- **WRITTEN EXERCISE**
Reproduce every line of the listing below, from the line containing "13, 270, 22]" down to the line containing "53, 227, 60]", with both ends included and nothing altered.
** Start of EXERCISE DATA **
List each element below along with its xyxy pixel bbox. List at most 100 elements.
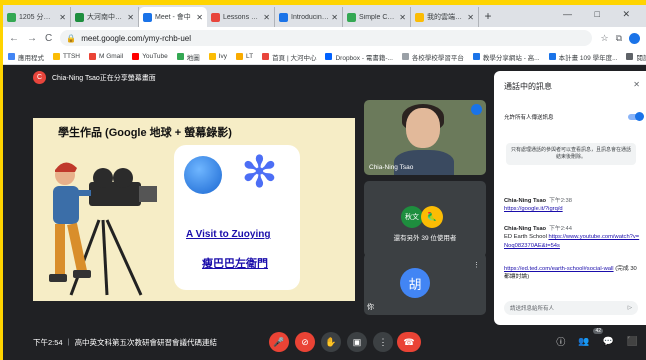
close-icon[interactable]: ✕	[263, 13, 270, 22]
lock-icon: 🔒	[66, 33, 77, 43]
allow-messages-label: 允許所有人傳送訊息	[504, 115, 554, 121]
bookmark-item[interactable]: YouTube	[132, 53, 168, 60]
toolbar-actions: ☆ ⧉	[600, 32, 640, 44]
send-icon[interactable]: ▷	[628, 305, 632, 311]
present-button[interactable]: ▣	[347, 332, 367, 352]
participants-badge: 42	[593, 328, 603, 334]
participant-avatar: 🦜	[421, 206, 443, 228]
browser-tab[interactable]: 大河南中12/6(一✕	[71, 7, 139, 27]
mic-off-button[interactable]: 🎤	[269, 332, 289, 352]
bookmark-item[interactable]: TTSH	[53, 53, 80, 60]
meet-stage: C Chia-Ning Tsao正在分享螢幕畫面 學生作品 (Google 地球…	[3, 65, 646, 360]
speaker-body	[394, 150, 454, 175]
others-count: 還有另外 39 位使用者	[393, 235, 457, 242]
reload-icon[interactable]: C	[45, 33, 52, 44]
browser-tab[interactable]: Simple Collabo✕	[343, 7, 411, 27]
message-time: 下午2:44	[549, 226, 572, 232]
tab-label: 大河南中12/6(一	[87, 14, 125, 21]
bookmark-item[interactable]: Ivy	[208, 53, 227, 60]
bookmark-item[interactable]: LT	[236, 53, 253, 60]
speaking-indicator-icon	[471, 104, 482, 115]
message-link[interactable]: https://ed.ted.com/earth-school#social-w…	[504, 266, 614, 272]
close-icon[interactable]: ✕	[467, 13, 474, 22]
tab-favicon	[7, 12, 16, 22]
raise-hand-button[interactable]: ✋	[321, 332, 341, 352]
new-tab-button[interactable]: +	[479, 7, 497, 27]
close-icon[interactable]: ✕	[127, 13, 134, 22]
reading-list[interactable]: 閱讀清單	[626, 52, 646, 62]
tab-label: Simple Collabo	[359, 13, 397, 21]
end-call-button[interactable]: ☎	[397, 332, 421, 352]
camera-off-button[interactable]: ⊘	[295, 332, 315, 352]
bookmark-item[interactable]: 首頁 | 大河中心	[262, 52, 316, 62]
activities-icon[interactable]: ⬛	[627, 336, 638, 347]
screen-recorder-icon: ✻	[241, 148, 278, 197]
tab-label: Lessons Worth	[223, 13, 262, 21]
browser-window: 1205 分享教案✕ 大河南中12/6(一✕ Meet - 會中✕ Lesson…	[3, 5, 646, 360]
bookmark-item[interactable]: 各校學校學習平台	[401, 52, 464, 62]
bookmark-item[interactable]: M Gmail	[88, 53, 123, 60]
url-text: meet.google.com/ymy-rchb-uel	[81, 33, 192, 43]
browser-tab-active[interactable]: Meet - 會中 ✕	[139, 7, 207, 27]
chat-panel: 通話中的訊息 ✕ 允許所有人傳送訊息 只有處理通話的參與者可以查看訊息，且訊息會…	[494, 71, 646, 325]
tab-label: Introducing Ea	[291, 13, 329, 21]
presenter-avatar: C	[33, 71, 46, 84]
people-icon[interactable]: 👥	[578, 336, 589, 347]
slide-link-visit[interactable]: A Visit to Zuoying	[186, 229, 270, 240]
bookmark-item[interactable]: 本計畫 109 學年度...	[548, 52, 617, 62]
close-icon[interactable]: ✕	[196, 13, 203, 22]
tab-label: 我的雲端硬碟 - (	[427, 14, 466, 21]
allow-messages-row: 允許所有人傳送訊息	[504, 112, 644, 121]
close-icon[interactable]: ✕	[633, 80, 640, 89]
tab-label: 1205 分享教案	[19, 14, 58, 21]
info-icon[interactable]: ⓘ	[556, 335, 565, 348]
self-name: 你	[367, 304, 374, 311]
google-earth-icon	[184, 156, 222, 194]
message-time: 下午2:38	[549, 198, 572, 204]
address-bar[interactable]: 🔒 meet.google.com/ymy-rchb-uel	[60, 30, 593, 46]
more-options-icon[interactable]: ⋮	[473, 261, 480, 269]
meeting-title: 高中英文科第五次教研會研習會議代碼連結	[74, 338, 218, 347]
browser-tab[interactable]: Introducing Ea✕	[275, 7, 343, 27]
window-controls[interactable]: — □ ✕	[563, 9, 640, 20]
chat-notice: 只有處理通話的參與者可以查看訊息，且訊息會在通話結束後刪除。	[506, 143, 636, 165]
chat-input[interactable]: 請送訊息給所有人 ▷	[504, 301, 638, 315]
back-icon[interactable]: ←	[9, 33, 19, 44]
slide-card: ✻ A Visit to Zuoying 瘦巴巴左衛門	[174, 145, 300, 290]
tab-favicon	[143, 12, 152, 22]
star-icon[interactable]: ☆	[600, 33, 608, 44]
others-tile[interactable]: 秋文 🦜 還有另外 39 位使用者	[364, 181, 486, 257]
speaker-face	[406, 108, 440, 148]
forward-icon[interactable]: →	[27, 33, 37, 44]
chat-input-placeholder: 請送訊息給所有人	[510, 306, 555, 312]
profile-avatar[interactable]	[629, 32, 640, 44]
shared-slide: 學生作品 (Google 地球 + 螢幕錄影) ✻ A Visit to Zuo…	[33, 118, 355, 301]
bookmark-item[interactable]: Dropbox - 電書籍-...	[325, 52, 393, 62]
message-sender: Chia-Ning Tsao	[504, 198, 547, 204]
close-icon[interactable]: ✕	[331, 13, 338, 22]
participant-avatar: 秋文	[401, 206, 423, 228]
tab-favicon	[279, 12, 288, 22]
chat-icon[interactable]: 💬	[603, 336, 614, 347]
bookmark-item[interactable]: 應用程式	[8, 52, 44, 62]
browser-tab[interactable]: 我的雲端硬碟 - (✕	[411, 7, 479, 27]
meeting-time: 下午2:54	[33, 338, 63, 347]
tab-favicon	[415, 12, 424, 22]
slide-link-name[interactable]: 瘦巴巴左衛門	[202, 255, 268, 271]
extensions-icon[interactable]: ⧉	[616, 33, 622, 44]
close-icon[interactable]: ✕	[59, 13, 66, 22]
cameraman-illustration	[49, 162, 157, 296]
speaker-name: Chia-Ning Tsao	[369, 164, 414, 171]
message-link[interactable]: https://google.it/?igrq/d	[504, 206, 563, 212]
allow-messages-toggle[interactable]	[628, 112, 644, 121]
bookmark-item[interactable]: 地圖	[176, 52, 200, 62]
browser-tab[interactable]: 1205 分享教案✕	[3, 7, 71, 27]
speaker-tile[interactable]: Chia-Ning Tsao	[364, 100, 486, 175]
more-options-button[interactable]: ⋮	[373, 332, 393, 352]
bookmark-item[interactable]: 教學分享網站 - 高...	[472, 52, 540, 62]
message-sender: Chia-Ning Tsao	[504, 226, 547, 232]
presenting-banner: C Chia-Ning Tsao正在分享螢幕畫面	[33, 71, 156, 84]
close-icon[interactable]: ✕	[399, 13, 406, 22]
self-tile[interactable]: 胡 ⋮ 你	[364, 253, 486, 315]
browser-tab[interactable]: Lessons Worth✕	[207, 7, 275, 27]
** End of EXERCISE DATA **
- **EXERCISE ANSWER**
close-icon[interactable]: ✕	[263, 13, 270, 22]
lock-icon: 🔒	[66, 33, 77, 43]
allow-messages-label: 允許所有人傳送訊息	[504, 115, 554, 121]
bookmark-item[interactable]: YouTube	[132, 53, 168, 60]
toolbar-actions: ☆ ⧉	[600, 32, 640, 44]
send-icon[interactable]: ▷	[628, 305, 632, 311]
present-button[interactable]: ▣	[347, 332, 367, 352]
participants-badge: 42	[593, 328, 603, 334]
participant-avatar: 🦜	[421, 206, 443, 228]
browser-tab[interactable]: 大河南中12/6(一✕	[71, 7, 139, 27]
mic-off-button[interactable]: 🎤	[269, 332, 289, 352]
bookmark-item[interactable]: TTSH	[53, 53, 80, 60]
meet-stage: C Chia-Ning Tsao正在分享螢幕畫面 學生作品 (Google 地球…	[3, 65, 646, 360]
speaker-body	[394, 150, 454, 175]
others-count: 還有另外 39 位使用者	[393, 235, 457, 242]
reload-icon[interactable]: C	[45, 33, 52, 44]
browser-tab[interactable]: Simple Collabo✕	[343, 7, 411, 27]
message-time: 下午2:44	[549, 226, 572, 232]
tab-label: 大河南中12/6(一	[87, 14, 125, 21]
bookmark-item[interactable]: Ivy	[208, 53, 227, 60]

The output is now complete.